__Requirement__
Write only the number of lines in the records beneath that hold "grid".
━━━━━━━━
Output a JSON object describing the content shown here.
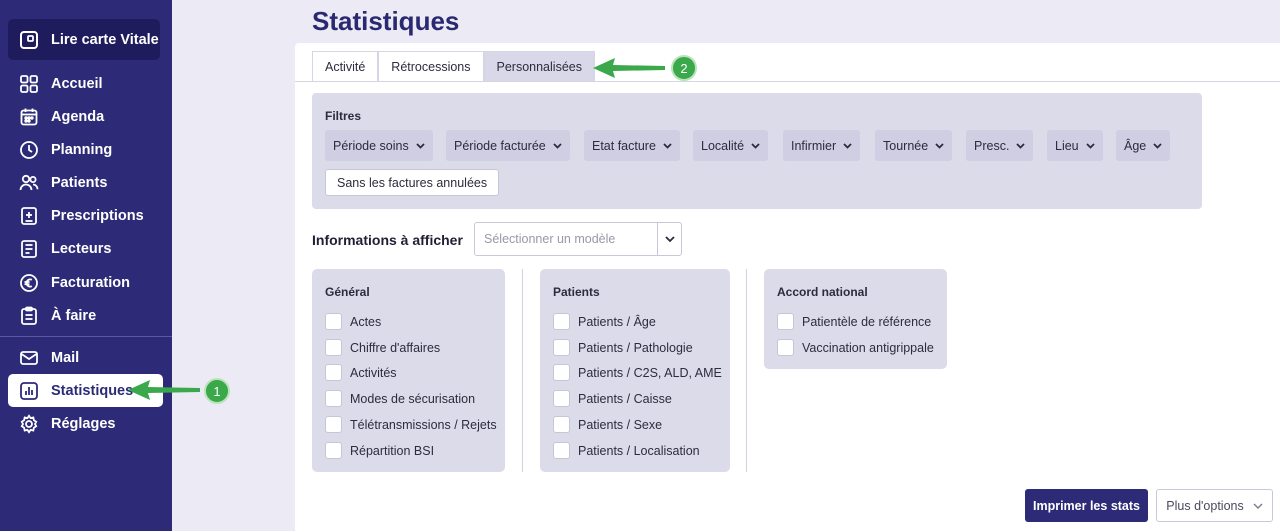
{
  "sidebar": {
    "vitale_label": "Lire carte Vitale",
    "items": [
      {
        "label": "Accueil",
        "icon": "grid-icon"
      },
      {
        "label": "Agenda",
        "icon": "calendar-icon"
      },
      {
        "label": "Planning",
        "icon": "clock-icon"
      },
      {
        "label": "Patients",
        "icon": "users-icon"
      },
      {
        "label": "Prescriptions",
        "icon": "prescription-icon"
      },
      {
        "label": "Lecteurs",
        "icon": "reader-icon"
      },
      {
        "label": "Facturation",
        "icon": "euro-icon"
      },
      {
        "label": "À faire",
        "icon": "todo-icon"
      },
      {
        "label": "Mail",
        "icon": "mail-icon"
      },
      {
        "label": "Statistiques",
        "icon": "stats-icon",
        "active": true
      },
      {
        "label": "Réglages",
        "icon": "gear-icon"
      }
    ]
  },
  "page": {
    "title": "Statistiques"
  },
  "tabs": [
    {
      "label": "Activité"
    },
    {
      "label": "Rétrocessions"
    },
    {
      "label": "Personnalisées",
      "active": true
    }
  ],
  "filters": {
    "title": "Filtres",
    "dropdowns": [
      "Période soins",
      "Période facturée",
      "Etat facture",
      "Localité",
      "Infirmier",
      "Tournée",
      "Presc.",
      "Lieu",
      "Âge"
    ],
    "toggle_label": "Sans les factures annulées"
  },
  "info": {
    "label": "Informations à afficher",
    "select_placeholder": "Sélectionner un modèle"
  },
  "panels": [
    {
      "title": "Général",
      "options": [
        "Actes",
        "Chiffre d'affaires",
        "Activités",
        "Modes de sécurisation",
        "Télétransmissions / Rejets",
        "Répartition BSI"
      ]
    },
    {
      "title": "Patients",
      "options": [
        "Patients / Âge",
        "Patients / Pathologie",
        "Patients / C2S, ALD, AME",
        "Patients / Caisse",
        "Patients / Sexe",
        "Patients / Localisation"
      ]
    },
    {
      "title": "Accord national",
      "options": [
        "Patientèle de référence",
        "Vaccination antigrippale"
      ]
    }
  ],
  "actions": {
    "print_label": "Imprimer les stats",
    "more_label": "Plus d'options"
  },
  "annotations": [
    {
      "number": "1",
      "color": "#3ba84c"
    },
    {
      "number": "2",
      "color": "#3ba84c"
    }
  ],
  "colors": {
    "sidebar": "#2d2b77",
    "accent": "#2d2b77",
    "panel": "#dcdbe9",
    "annotation": "#3ba84c"
  }
}
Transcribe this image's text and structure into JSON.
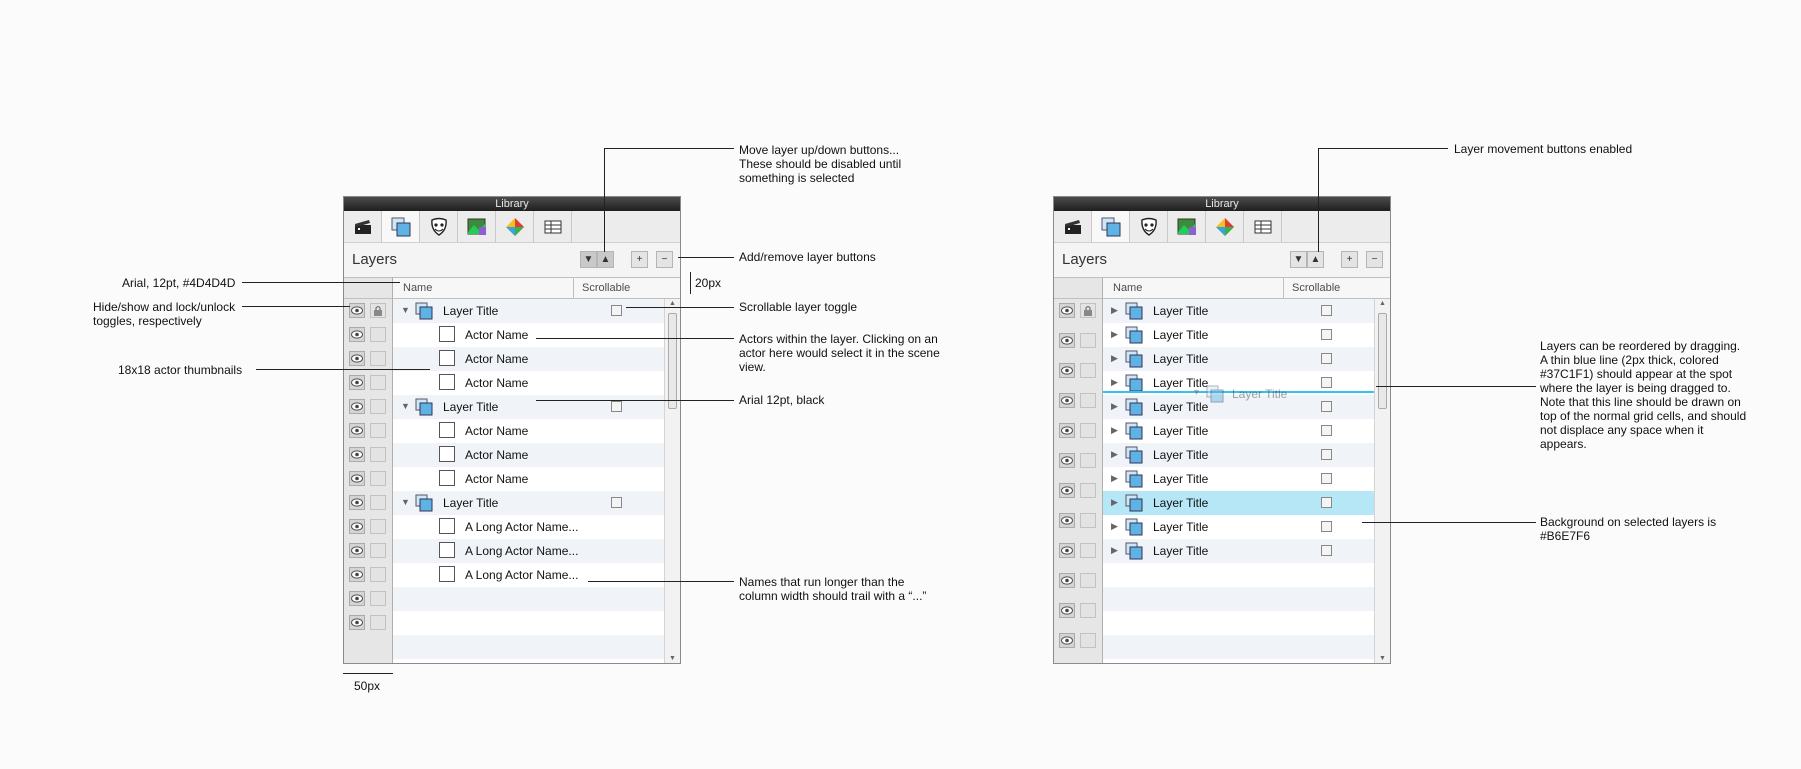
{
  "left_panel": {
    "window_title": "Library",
    "tabs": [
      "scenes-icon",
      "layers-icon",
      "actors-icon",
      "images-icon",
      "behaviors-icon",
      "tables-icon"
    ],
    "section_title": "Layers",
    "move_down_label": "▼",
    "move_up_label": "▲",
    "add_label": "+",
    "remove_label": "−",
    "col_name": "Name",
    "col_scrollable": "Scrollable",
    "rows": [
      {
        "kind": "layer",
        "label": "Layer Title"
      },
      {
        "kind": "actor",
        "label": "Actor Name"
      },
      {
        "kind": "actor",
        "label": "Actor Name"
      },
      {
        "kind": "actor",
        "label": "Actor Name"
      },
      {
        "kind": "layer",
        "label": "Layer Title"
      },
      {
        "kind": "actor",
        "label": "Actor Name"
      },
      {
        "kind": "actor",
        "label": "Actor Name"
      },
      {
        "kind": "actor",
        "label": "Actor Name"
      },
      {
        "kind": "layer",
        "label": "Layer Title"
      },
      {
        "kind": "actor",
        "label": "A Long Actor Name..."
      },
      {
        "kind": "actor",
        "label": "A Long Actor Name..."
      },
      {
        "kind": "actor",
        "label": "A Long Actor Name..."
      }
    ]
  },
  "right_panel": {
    "window_title": "Library",
    "section_title": "Layers",
    "move_down_label": "▼",
    "move_up_label": "▲",
    "add_label": "+",
    "remove_label": "−",
    "col_name": "Name",
    "col_scrollable": "Scrollable",
    "rows": [
      "Layer Title",
      "Layer Title",
      "Layer Title",
      "Layer Title",
      "Layer Title",
      "Layer Title",
      "Layer Title",
      "Layer Title",
      "Layer Title",
      "Layer Title",
      "Layer Title"
    ],
    "selected_row": 8,
    "drag_label": "Layer Title",
    "selected_color": "#B6E7F6",
    "drag_line_color": "#37C1F1"
  },
  "annotations": {
    "move_buttons": "Move layer up/down buttons...\nThese should be disabled until\nsomething is selected",
    "add_remove": "Add/remove layer buttons",
    "font_header": "Arial, 12pt, #4D4D4D",
    "hide_lock": "Hide/show and lock/unlock\ntoggles, respectively",
    "thumbnails": "18x18 actor thumbnails",
    "scrollable_toggle": "Scrollable layer toggle",
    "actors_within": "Actors within the layer. Clicking on an\nactor here would select it in the scene\nview.",
    "font_black": "Arial 12pt, black",
    "long_names": "Names that run longer than the\ncolumn width should trail with a “...”",
    "dim_20px": "20px",
    "dim_50px": "50px",
    "movement_enabled": "Layer movement buttons enabled",
    "reorder": "Layers can be reordered by dragging.\nA thin blue line (2px thick, colored\n#37C1F1) should appear at the spot\nwhere the layer is being dragged to.\nNote that this line should be drawn on\ntop of the normal grid cells, and should\nnot displace any space when it\nappears.",
    "selected_bg": "Background on selected layers is\n#B6E7F6"
  }
}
━━━━━━━━
__Result of the exercise__
2